Do this: Reproduce every entry in the listing without alteration.

Extracted records:
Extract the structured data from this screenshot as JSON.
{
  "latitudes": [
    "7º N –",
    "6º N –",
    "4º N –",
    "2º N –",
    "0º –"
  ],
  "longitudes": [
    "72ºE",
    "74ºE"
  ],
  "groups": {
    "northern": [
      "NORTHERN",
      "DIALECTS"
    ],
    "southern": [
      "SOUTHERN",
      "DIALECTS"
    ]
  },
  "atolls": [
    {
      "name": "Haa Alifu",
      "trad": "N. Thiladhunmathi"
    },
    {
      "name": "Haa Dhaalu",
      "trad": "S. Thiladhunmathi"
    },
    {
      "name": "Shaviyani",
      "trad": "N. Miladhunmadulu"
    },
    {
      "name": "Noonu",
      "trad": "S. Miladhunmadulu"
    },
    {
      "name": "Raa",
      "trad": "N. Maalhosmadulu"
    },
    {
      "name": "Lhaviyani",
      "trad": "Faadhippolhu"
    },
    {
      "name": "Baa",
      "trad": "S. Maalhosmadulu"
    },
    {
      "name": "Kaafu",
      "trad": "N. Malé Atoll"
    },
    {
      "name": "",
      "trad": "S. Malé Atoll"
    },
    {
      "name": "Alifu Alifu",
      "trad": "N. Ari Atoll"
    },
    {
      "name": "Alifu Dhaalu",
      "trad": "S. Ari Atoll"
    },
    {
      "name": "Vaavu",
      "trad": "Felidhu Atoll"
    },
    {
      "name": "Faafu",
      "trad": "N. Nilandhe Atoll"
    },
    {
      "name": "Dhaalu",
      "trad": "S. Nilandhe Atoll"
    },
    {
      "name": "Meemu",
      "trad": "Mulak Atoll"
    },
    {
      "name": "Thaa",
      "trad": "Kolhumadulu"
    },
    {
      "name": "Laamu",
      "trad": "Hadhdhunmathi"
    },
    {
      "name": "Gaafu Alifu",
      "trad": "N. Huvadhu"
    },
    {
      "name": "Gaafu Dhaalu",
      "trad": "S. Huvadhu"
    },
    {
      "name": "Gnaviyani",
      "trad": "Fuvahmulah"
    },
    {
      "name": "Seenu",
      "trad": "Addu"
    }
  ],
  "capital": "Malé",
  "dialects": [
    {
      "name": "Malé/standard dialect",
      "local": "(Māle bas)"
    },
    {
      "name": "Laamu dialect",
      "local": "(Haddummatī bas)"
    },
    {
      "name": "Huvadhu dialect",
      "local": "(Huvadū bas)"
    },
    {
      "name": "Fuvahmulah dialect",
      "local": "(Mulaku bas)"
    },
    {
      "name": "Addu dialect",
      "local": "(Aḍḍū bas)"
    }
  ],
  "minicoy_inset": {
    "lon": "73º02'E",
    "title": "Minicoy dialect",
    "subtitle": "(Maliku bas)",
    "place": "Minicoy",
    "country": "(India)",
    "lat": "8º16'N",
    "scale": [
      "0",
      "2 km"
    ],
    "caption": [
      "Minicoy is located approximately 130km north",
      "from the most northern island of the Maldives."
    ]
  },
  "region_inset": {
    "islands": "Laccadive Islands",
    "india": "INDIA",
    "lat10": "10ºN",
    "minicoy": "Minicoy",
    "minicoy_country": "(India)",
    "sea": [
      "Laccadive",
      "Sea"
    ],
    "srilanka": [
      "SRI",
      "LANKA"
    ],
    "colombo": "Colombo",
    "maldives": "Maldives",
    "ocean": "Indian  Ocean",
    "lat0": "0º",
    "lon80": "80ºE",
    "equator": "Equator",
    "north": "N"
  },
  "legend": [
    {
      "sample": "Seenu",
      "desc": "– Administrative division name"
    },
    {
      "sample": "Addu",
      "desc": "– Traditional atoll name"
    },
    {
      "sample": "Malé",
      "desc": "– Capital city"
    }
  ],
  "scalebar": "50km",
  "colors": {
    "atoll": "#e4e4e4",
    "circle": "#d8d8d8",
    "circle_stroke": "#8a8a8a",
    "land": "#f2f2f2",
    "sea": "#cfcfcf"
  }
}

Result for this exercise:
Extract the structured data from this screenshot as JSON.
{
  "latitudes": [
    "7º N –",
    "6º N –",
    "4º N –",
    "2º N –",
    "0º –"
  ],
  "longitudes": [
    "72ºE",
    "74ºE"
  ],
  "groups": {
    "northern": [
      "NORTHERN",
      "DIALECTS"
    ],
    "southern": [
      "SOUTHERN",
      "DIALECTS"
    ]
  },
  "atolls": [
    {
      "name": "Haa Alifu",
      "trad": "N. Thiladhunmathi"
    },
    {
      "name": "Haa Dhaalu",
      "trad": "S. Thiladhunmathi"
    },
    {
      "name": "Shaviyani",
      "trad": "N. Miladhunmadulu"
    },
    {
      "name": "Noonu",
      "trad": "S. Miladhunmadulu"
    },
    {
      "name": "Raa",
      "trad": "N. Maalhosmadulu"
    },
    {
      "name": "Lhaviyani",
      "trad": "Faadhippolhu"
    },
    {
      "name": "Baa",
      "trad": "S. Maalhosmadulu"
    },
    {
      "name": "Kaafu",
      "trad": "N. Malé Atoll"
    },
    {
      "name": "",
      "trad": "S. Malé Atoll"
    },
    {
      "name": "Alifu Alifu",
      "trad": "N. Ari Atoll"
    },
    {
      "name": "Alifu Dhaalu",
      "trad": "S. Ari Atoll"
    },
    {
      "name": "Vaavu",
      "trad": "Felidhu Atoll"
    },
    {
      "name": "Faafu",
      "trad": "N. Nilandhe Atoll"
    },
    {
      "name": "Dhaalu",
      "trad": "S. Nilandhe Atoll"
    },
    {
      "name": "Meemu",
      "trad": "Mulak Atoll"
    },
    {
      "name": "Thaa",
      "trad": "Kolhumadulu"
    },
    {
      "name": "Laamu",
      "trad": "Hadhdhunmathi"
    },
    {
      "name": "Gaafu Alifu",
      "trad": "N. Huvadhu"
    },
    {
      "name": "Gaafu Dhaalu",
      "trad": "S. Huvadhu"
    },
    {
      "name": "Gnaviyani",
      "trad": "Fuvahmulah"
    },
    {
      "name": "Seenu",
      "trad": "Addu"
    }
  ],
  "capital": "Malé",
  "dialects": [
    {
      "name": "Malé/standard dialect",
      "local": "(Māle bas)"
    },
    {
      "name": "Laamu dialect",
      "local": "(Haddummatī bas)"
    },
    {
      "name": "Huvadhu dialect",
      "local": "(Huvadū bas)"
    },
    {
      "name": "Fuvahmulah dialect",
      "local": "(Mulaku bas)"
    },
    {
      "name": "Addu dialect",
      "local": "(Aḍḍū bas)"
    }
  ],
  "minicoy_inset": {
    "lon": "73º02'E",
    "title": "Minicoy dialect",
    "subtitle": "(Maliku bas)",
    "place": "Minicoy",
    "country": "(India)",
    "lat": "8º16'N",
    "scale": [
      "0",
      "2 km"
    ],
    "caption": [
      "Minicoy is located approximately 130km north",
      "from the most northern island of the Maldives."
    ]
  },
  "region_inset": {
    "islands": "Laccadive Islands",
    "india": "INDIA",
    "lat10": "10ºN",
    "minicoy": "Minicoy",
    "minicoy_country": "(India)",
    "sea": [
      "Laccadive",
      "Sea"
    ],
    "srilanka": [
      "SRI",
      "LANKA"
    ],
    "colombo": "Colombo",
    "maldives": "Maldives",
    "ocean": "Indian  Ocean",
    "lat0": "0º",
    "lon80": "80ºE",
    "equator": "Equator",
    "north": "N"
  },
  "legend": [
    {
      "sample": "Seenu",
      "desc": "– Administrative division name"
    },
    {
      "sample": "Addu",
      "desc": "– Traditional atoll name"
    },
    {
      "sample": "Malé",
      "desc": "– Capital city"
    }
  ],
  "scalebar": "50km",
  "colors": {
    "atoll": "#e4e4e4",
    "circle": "#d8d8d8",
    "circle_stroke": "#8a8a8a",
    "land": "#f2f2f2",
    "sea": "#cfcfcf"
  }
}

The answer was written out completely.